DOCUMENT EXTRACT:

* * * * * * * * *

November 2013 Sky Watching


This Month

Most of the United States sets their clocks back one hour to standard time this month.  The length of daylight decreases by about one hour during the month, ending with about 9 hours, 20 minutes of daylight in the Chicago area at month’s end.  The noon sun appears 7 degrees lower during the month.  As the sun appears to move farther south, it is in the sky for a shorter duration making it difficult to save daylight or shift time as when the sun is in the sky during the warmer months.

There is a hybrid solar eclipse on November 3, but it is not visible from the Chicago area.  The eclipse is a rare combination of a ring (annular) eclipse and total eclipse that is visible from the Atlantic Ocean and central regions of Africa.  Observers from parts of South America, Africa, Europe and the Middle East see a partial eclipse.

* * * * * * * * *

DATA PROVIDED:
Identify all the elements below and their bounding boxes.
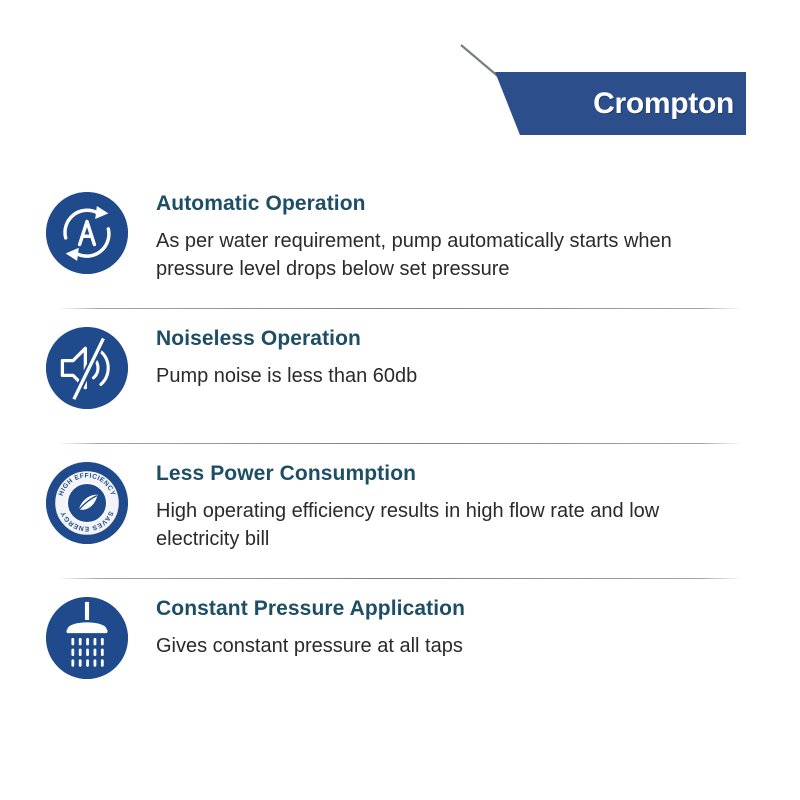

* * * * * * * * *

SET EXERCISE 1: Transcribe the November 2013 sky-watching text, everything from "There is a hybrid" down to "a partial eclipse.".
SET EXERCISE 2: According to the November 2013 sky-watching text, how much daylight does the Chicago area have at the end of the month?

COMPLETE OUTPUT 1:
There is a hybrid solar eclipse on November 3, but it is not visible from the Chicago area.  The eclipse is a rare combination of a ring (annular) eclipse and total eclipse that is visible from the Atlantic Ocean and central regions of Africa.  Observers from parts of South America, Africa, Europe and the Middle East see a partial eclipse.

COMPLETE OUTPUT 2: About 9 hours, 20 minutes.